Each entry must appear again exactly as it does in the source.
#### RECORD LIST ####
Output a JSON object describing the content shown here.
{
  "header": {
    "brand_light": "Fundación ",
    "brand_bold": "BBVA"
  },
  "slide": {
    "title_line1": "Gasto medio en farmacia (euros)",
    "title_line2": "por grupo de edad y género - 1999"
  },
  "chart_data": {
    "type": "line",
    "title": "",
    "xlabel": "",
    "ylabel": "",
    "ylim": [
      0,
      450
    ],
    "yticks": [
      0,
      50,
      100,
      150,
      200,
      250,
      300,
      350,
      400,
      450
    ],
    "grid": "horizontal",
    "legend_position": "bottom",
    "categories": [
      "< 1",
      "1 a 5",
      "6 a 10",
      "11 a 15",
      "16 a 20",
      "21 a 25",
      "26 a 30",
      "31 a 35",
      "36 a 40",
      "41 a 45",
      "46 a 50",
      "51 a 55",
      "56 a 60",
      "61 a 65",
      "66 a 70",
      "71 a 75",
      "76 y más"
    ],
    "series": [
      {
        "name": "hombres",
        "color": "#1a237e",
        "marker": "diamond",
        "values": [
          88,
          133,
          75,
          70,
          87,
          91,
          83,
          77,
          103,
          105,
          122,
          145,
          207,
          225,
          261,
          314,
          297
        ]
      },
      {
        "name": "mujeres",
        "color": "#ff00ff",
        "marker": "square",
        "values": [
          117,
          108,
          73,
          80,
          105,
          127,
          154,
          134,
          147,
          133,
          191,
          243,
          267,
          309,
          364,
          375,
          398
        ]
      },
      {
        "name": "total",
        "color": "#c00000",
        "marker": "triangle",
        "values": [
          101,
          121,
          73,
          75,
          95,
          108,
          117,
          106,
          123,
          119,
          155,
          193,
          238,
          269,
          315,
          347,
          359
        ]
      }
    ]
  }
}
####
- _ANSWER FOR THE TASK_:
Output a JSON object describing the content shown here.
{
  "header": {
    "brand_light": "Fundación ",
    "brand_bold": "BBVA"
  },
  "slide": {
    "title_line1": "Gasto medio en farmacia (euros)",
    "title_line2": "por grupo de edad y género - 1999"
  },
  "chart_data": {
    "type": "line",
    "title": "",
    "xlabel": "",
    "ylabel": "",
    "ylim": [
      0,
      450
    ],
    "yticks": [
      0,
      50,
      100,
      150,
      200,
      250,
      300,
      350,
      400,
      450
    ],
    "grid": "horizontal",
    "legend_position": "bottom",
    "categories": [
      "< 1",
      "1 a 5",
      "6 a 10",
      "11 a 15",
      "16 a 20",
      "21 a 25",
      "26 a 30",
      "31 a 35",
      "36 a 40",
      "41 a 45",
      "46 a 50",
      "51 a 55",
      "56 a 60",
      "61 a 65",
      "66 a 70",
      "71 a 75",
      "76 y más"
    ],
    "series": [
      {
        "name": "hombres",
        "color": "#1a237e",
        "marker": "diamond",
        "values": [
          88,
          133,
          75,
          70,
          87,
          91,
          83,
          77,
          103,
          105,
          122,
          145,
          207,
          225,
          261,
          314,
          297
        ]
      },
      {
        "name": "mujeres",
        "color": "#ff00ff",
        "marker": "square",
        "values": [
          117,
          108,
          73,
          80,
          105,
          127,
          154,
          134,
          147,
          133,
          191,
          243,
          267,
          309,
          364,
          375,
          398
        ]
      },
      {
        "name": "total",
        "color": "#c00000",
        "marker": "triangle",
        "values": [
          101,
          121,
          73,
          75,
          95,
          108,
          117,
          106,
          123,
          119,
          155,
          193,
          238,
          269,
          315,
          347,
          359
        ]
      }
    ]
  }
}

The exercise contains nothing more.